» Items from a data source
[Start of section]

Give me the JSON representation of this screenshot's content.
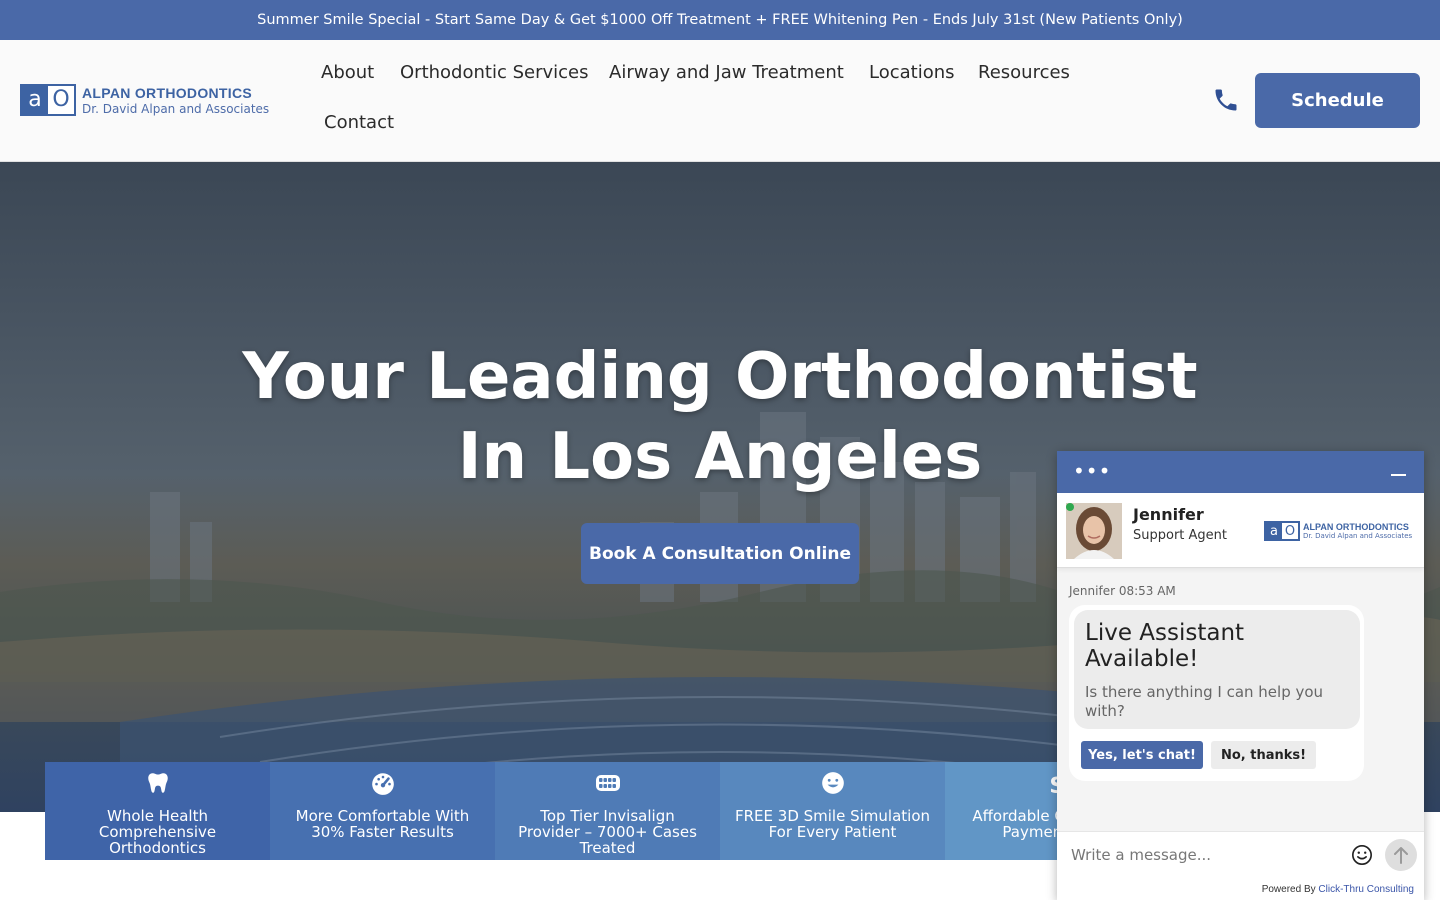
{
  "promo": {
    "text": "Summer Smile Special - Start Same Day & Get $1000 Off Treatment + FREE Whitening Pen - Ends July 31st (New Patients Only)"
  },
  "brand": {
    "mark_a": "a",
    "mark_o": "O",
    "name": "ALPAN ORTHODONTICS",
    "tagline": "Dr. David Alpan and Associates",
    "color": "#4a69a8"
  },
  "nav": {
    "items": [
      {
        "label": "About"
      },
      {
        "label": "Orthodontic Services"
      },
      {
        "label": "Airway and Jaw Treatment"
      },
      {
        "label": "Locations"
      },
      {
        "label": "Resources"
      },
      {
        "label": "Contact"
      }
    ],
    "phone_icon": "phone-icon",
    "schedule_label": "Schedule"
  },
  "hero": {
    "title_line1": "Your Leading Orthodontist",
    "title_line2": "In Los Angeles",
    "cta_label": "Book A Consultation Online"
  },
  "features": [
    {
      "icon": "tooth-icon",
      "text": "Whole Health Comprehensive Orthodontics",
      "color": "#3f64a8"
    },
    {
      "icon": "gauge-icon",
      "text": "More Comfortable With 30% Faster Results",
      "color": "#4770b0"
    },
    {
      "icon": "aligner-icon",
      "text": "Top Tier Invisalign Provider – 7000+ Cases Treated",
      "color": "#4f7bb6"
    },
    {
      "icon": "smile-icon",
      "text": "FREE 3D Smile Simulation For Every Patient",
      "color": "#5888be"
    },
    {
      "icon": "dollar-icon",
      "text": "Affordable Customized Payment Plans",
      "color": "#6196c6"
    }
  ],
  "chat": {
    "menu_dots": "•••",
    "agent_name": "Jennifer",
    "agent_role": "Support Agent",
    "meta": "Jennifer 08:53 AM",
    "bubble_title": "Live Assistant Available!",
    "bubble_body": "Is there anything I can help you with?",
    "yes_label": "Yes, let's chat!",
    "no_label": "No, thanks!",
    "input_placeholder": "Write a message...",
    "powered_prefix": "Powered By ",
    "powered_link": "Click-Thru Consulting"
  }
}
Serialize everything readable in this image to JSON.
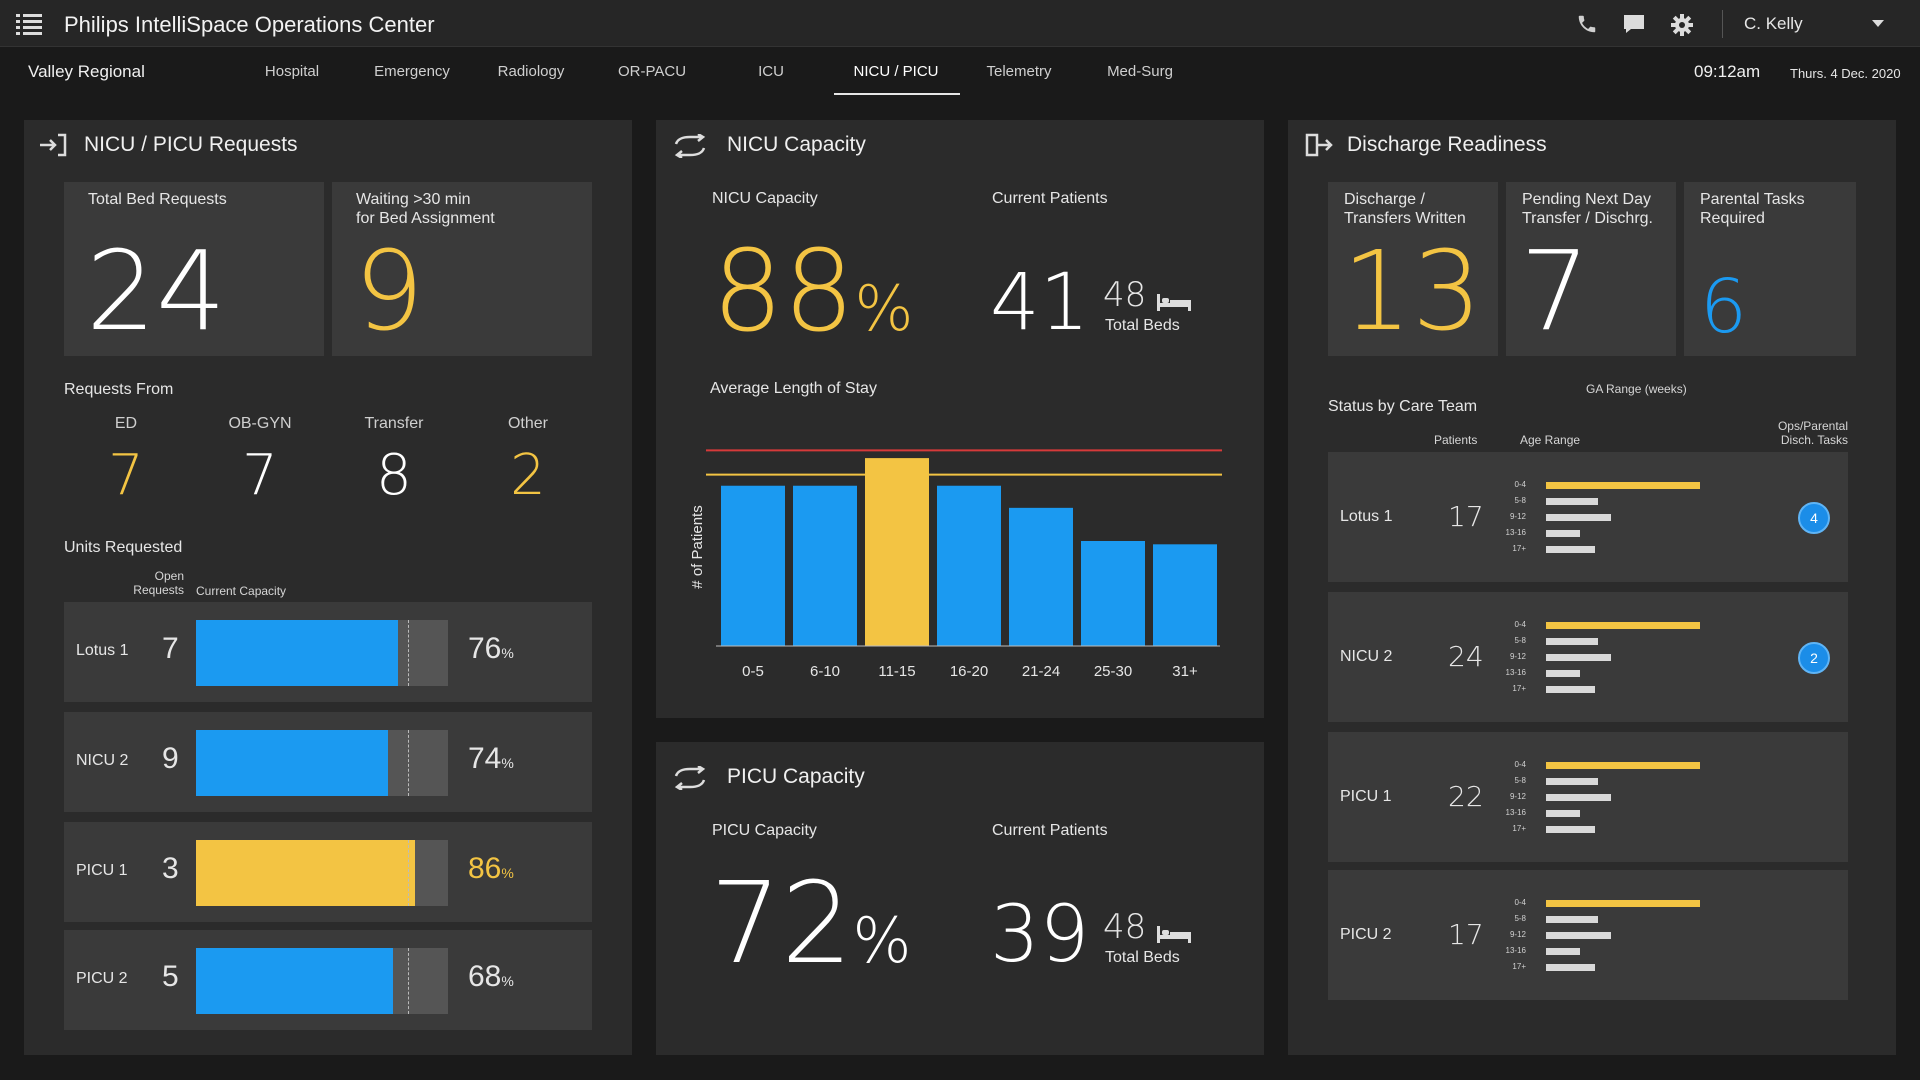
{
  "app": {
    "title": "Philips IntelliSpace Operations Center",
    "user": "C. Kelly"
  },
  "nav": {
    "facility": "Valley Regional",
    "tabs": [
      "Hospital",
      "Emergency",
      "Radiology",
      "OR-PACU",
      "ICU",
      "NICU / PICU",
      "Telemetry",
      "Med-Surg"
    ],
    "active_tab": "NICU / PICU",
    "time": "09:12am",
    "date": "Thurs. 4 Dec. 2020"
  },
  "colors": {
    "yellow": "#f3c443",
    "blue": "#1b9af1",
    "red": "#d63a3a",
    "panel": "#2b2b2b",
    "card": "#3a3a3a"
  },
  "requests": {
    "title": "NICU / PICU Requests",
    "total_label": "Total Bed Requests",
    "total_value": "24",
    "waiting_label": "Waiting >30 min\nfor Bed Assignment",
    "waiting_value": "9",
    "from_label": "Requests From",
    "from": [
      {
        "label": "ED",
        "value": "7"
      },
      {
        "label": "OB-GYN",
        "value": "7"
      },
      {
        "label": "Transfer",
        "value": "8"
      },
      {
        "label": "Other",
        "value": "2"
      }
    ],
    "units_label": "Units Requested",
    "open_requests_label": "Open\nRequests",
    "current_capacity_label": "Current Capacity",
    "units": [
      {
        "name": "Lotus 1",
        "open": "7",
        "pct_text": "76",
        "pct": 0.8,
        "highlight": false
      },
      {
        "name": "NICU 2",
        "open": "9",
        "pct_text": "74",
        "pct": 0.76,
        "highlight": false
      },
      {
        "name": "PICU 1",
        "open": "3",
        "pct_text": "86",
        "pct": 0.87,
        "highlight": true
      },
      {
        "name": "PICU 2",
        "open": "5",
        "pct_text": "68",
        "pct": 0.78,
        "highlight": false
      }
    ],
    "unit_threshold": 0.84,
    "pct_suffix": "%"
  },
  "nicu": {
    "title": "NICU Capacity",
    "capacity_label": "NICU Capacity",
    "capacity_value": "88",
    "pct_sign": "%",
    "patients_label": "Current Patients",
    "patients_value": "41",
    "total_beds_value": "48",
    "total_beds_label": "Total Beds",
    "chart_title": "Average Length of Stay",
    "y_axis_label": "# of Patients"
  },
  "chart_data": {
    "type": "bar",
    "title": "Average Length of Stay",
    "xlabel": "",
    "ylabel": "# of Patients",
    "categories": [
      "0-5",
      "6-10",
      "11-15",
      "16-20",
      "21-24",
      "25-30",
      "31+"
    ],
    "values": [
      145,
      145,
      170,
      145,
      125,
      95,
      92
    ],
    "highlight_index": 2,
    "ylim": [
      0,
      190
    ],
    "threshold_lines": [
      {
        "value": 177,
        "color": "#d63a3a"
      },
      {
        "value": 155,
        "color": "#f3c443"
      }
    ]
  },
  "picu": {
    "title": "PICU Capacity",
    "capacity_label": "PICU Capacity",
    "capacity_value": "72",
    "pct_sign": "%",
    "patients_label": "Current Patients",
    "patients_value": "39",
    "total_beds_value": "48",
    "total_beds_label": "Total Beds"
  },
  "discharge": {
    "title": "Discharge Readiness",
    "cards": [
      {
        "label": "Discharge /\nTransfers Written",
        "value": "13",
        "color": "yellow"
      },
      {
        "label": "Pending Next Day\nTransfer / Dischrg.",
        "value": "7",
        "color": "white"
      },
      {
        "label": "Parental Tasks\nRequired",
        "value": "6",
        "color": "blue"
      }
    ],
    "ga_range_label": "GA Range (weeks)",
    "status_label": "Status by Care Team",
    "col_patients": "Patients",
    "col_age": "Age Range",
    "col_tasks": "Ops/Parental\nDisch. Tasks",
    "age_labels": [
      "0-4",
      "5-8",
      "9-12",
      "13-16",
      "17+"
    ],
    "teams": [
      {
        "name": "Lotus 1",
        "patients": "17",
        "bars": [
          1.0,
          0.34,
          0.42,
          0.22,
          0.32
        ],
        "tasks": "4"
      },
      {
        "name": "NICU 2",
        "patients": "24",
        "bars": [
          1.0,
          0.34,
          0.42,
          0.22,
          0.32
        ],
        "tasks": "2"
      },
      {
        "name": "PICU 1",
        "patients": "22",
        "bars": [
          1.0,
          0.34,
          0.42,
          0.22,
          0.32
        ],
        "tasks": ""
      },
      {
        "name": "PICU 2",
        "patients": "17",
        "bars": [
          1.0,
          0.34,
          0.42,
          0.22,
          0.32
        ],
        "tasks": ""
      }
    ]
  }
}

[End of section]

» About this exercise
Retype every entry exactly as written, but omit the pictures.

» Your solution
Give me the JSON representation of this screenshot's content.
{
  "promo": {
    "text": "Summer Smile Special - Start Same Day & Get $1000 Off Treatment + FREE Whitening Pen - Ends July 31st (New Patients Only)"
  },
  "brand": {
    "mark_a": "a",
    "mark_o": "O",
    "name": "ALPAN ORTHODONTICS",
    "tagline": "Dr. David Alpan and Associates",
    "color": "#4a69a8"
  },
  "nav": {
    "items": [
      {
        "label": "About"
      },
      {
        "label": "Orthodontic Services"
      },
      {
        "label": "Airway and Jaw Treatment"
      },
      {
        "label": "Locations"
      },
      {
        "label": "Resources"
      },
      {
        "label": "Contact"
      }
    ],
    "phone_icon": "phone-icon",
    "schedule_label": "Schedule"
  },
  "hero": {
    "title_line1": "Your Leading Orthodontist",
    "title_line2": "In Los Angeles",
    "cta_label": "Book A Consultation Online"
  },
  "features": [
    {
      "icon": "tooth-icon",
      "text": "Whole Health Comprehensive Orthodontics",
      "color": "#3f64a8"
    },
    {
      "icon": "gauge-icon",
      "text": "More Comfortable With 30% Faster Results",
      "color": "#4770b0"
    },
    {
      "icon": "aligner-icon",
      "text": "Top Tier Invisalign Provider – 7000+ Cases Treated",
      "color": "#4f7bb6"
    },
    {
      "icon": "smile-icon",
      "text": "FREE 3D Smile Simulation For Every Patient",
      "color": "#5888be"
    },
    {
      "icon": "dollar-icon",
      "text": "Affordable Customized Payment Plans",
      "color": "#6196c6"
    }
  ],
  "chat": {
    "menu_dots": "•••",
    "agent_name": "Jennifer",
    "agent_role": "Support Agent",
    "meta": "Jennifer 08:53 AM",
    "bubble_title": "Live Assistant Available!",
    "bubble_body": "Is there anything I can help you with?",
    "yes_label": "Yes, let's chat!",
    "no_label": "No, thanks!",
    "input_placeholder": "Write a message...",
    "powered_prefix": "Powered By ",
    "powered_link": "Click-Thru Consulting"
  }
}
Serialize everything readable in this image to JSON.
{
  "app": {
    "title": "Philips IntelliSpace Operations Center",
    "user": "C. Kelly"
  },
  "nav": {
    "facility": "Valley Regional",
    "tabs": [
      "Hospital",
      "Emergency",
      "Radiology",
      "OR-PACU",
      "ICU",
      "NICU / PICU",
      "Telemetry",
      "Med-Surg"
    ],
    "active_tab": "NICU / PICU",
    "time": "09:12am",
    "date": "Thurs. 4 Dec. 2020"
  },
  "colors": {
    "yellow": "#f3c443",
    "blue": "#1b9af1",
    "red": "#d63a3a",
    "panel": "#2b2b2b",
    "card": "#3a3a3a"
  },
  "requests": {
    "title": "NICU / PICU Requests",
    "total_label": "Total Bed Requests",
    "total_value": "24",
    "waiting_label": "Waiting >30 min\nfor Bed Assignment",
    "waiting_value": "9",
    "from_label": "Requests From",
    "from": [
      {
        "label": "ED",
        "value": "7"
      },
      {
        "label": "OB-GYN",
        "value": "7"
      },
      {
        "label": "Transfer",
        "value": "8"
      },
      {
        "label": "Other",
        "value": "2"
      }
    ],
    "units_label": "Units Requested",
    "open_requests_label": "Open\nRequests",
    "current_capacity_label": "Current Capacity",
    "units": [
      {
        "name": "Lotus 1",
        "open": "7",
        "pct_text": "76",
        "pct": 0.8,
        "highlight": false
      },
      {
        "name": "NICU 2",
        "open": "9",
        "pct_text": "74",
        "pct": 0.76,
        "highlight": false
      },
      {
        "name": "PICU 1",
        "open": "3",
        "pct_text": "86",
        "pct": 0.87,
        "highlight": true
      },
      {
        "name": "PICU 2",
        "open": "5",
        "pct_text": "68",
        "pct": 0.78,
        "highlight": false
      }
    ],
    "unit_threshold": 0.84,
    "pct_suffix": "%"
  },
  "nicu": {
    "title": "NICU Capacity",
    "capacity_label": "NICU Capacity",
    "capacity_value": "88",
    "pct_sign": "%",
    "patients_label": "Current Patients",
    "patients_value": "41",
    "total_beds_value": "48",
    "total_beds_label": "Total Beds",
    "chart_title": "Average Length of Stay",
    "y_axis_label": "# of Patients"
  },
  "chart_data": {
    "type": "bar",
    "title": "Average Length of Stay",
    "xlabel": "",
    "ylabel": "# of Patients",
    "categories": [
      "0-5",
      "6-10",
      "11-15",
      "16-20",
      "21-24",
      "25-30",
      "31+"
    ],
    "values": [
      145,
      145,
      170,
      145,
      125,
      95,
      92
    ],
    "highlight_index": 2,
    "ylim": [
      0,
      190
    ],
    "threshold_lines": [
      {
        "value": 177,
        "color": "#d63a3a"
      },
      {
        "value": 155,
        "color": "#f3c443"
      }
    ]
  },
  "picu": {
    "title": "PICU Capacity",
    "capacity_label": "PICU Capacity",
    "capacity_value": "72",
    "pct_sign": "%",
    "patients_label": "Current Patients",
    "patients_value": "39",
    "total_beds_value": "48",
    "total_beds_label": "Total Beds"
  },
  "discharge": {
    "title": "Discharge Readiness",
    "cards": [
      {
        "label": "Discharge /\nTransfers Written",
        "value": "13",
        "color": "yellow"
      },
      {
        "label": "Pending Next Day\nTransfer / Dischrg.",
        "value": "7",
        "color": "white"
      },
      {
        "label": "Parental Tasks\nRequired",
        "value": "6",
        "color": "blue"
      }
    ],
    "ga_range_label": "GA Range (weeks)",
    "status_label": "Status by Care Team",
    "col_patients": "Patients",
    "col_age": "Age Range",
    "col_tasks": "Ops/Parental\nDisch. Tasks",
    "age_labels": [
      "0-4",
      "5-8",
      "9-12",
      "13-16",
      "17+"
    ],
    "teams": [
      {
        "name": "Lotus 1",
        "patients": "17",
        "bars": [
          1.0,
          0.34,
          0.42,
          0.22,
          0.32
        ],
        "tasks": "4"
      },
      {
        "name": "NICU 2",
        "patients": "24",
        "bars": [
          1.0,
          0.34,
          0.42,
          0.22,
          0.32
        ],
        "tasks": "2"
      },
      {
        "name": "PICU 1",
        "patients": "22",
        "bars": [
          1.0,
          0.34,
          0.42,
          0.22,
          0.32
        ],
        "tasks": ""
      },
      {
        "name": "PICU 2",
        "patients": "17",
        "bars": [
          1.0,
          0.34,
          0.42,
          0.22,
          0.32
        ],
        "tasks": ""
      }
    ]
  }
}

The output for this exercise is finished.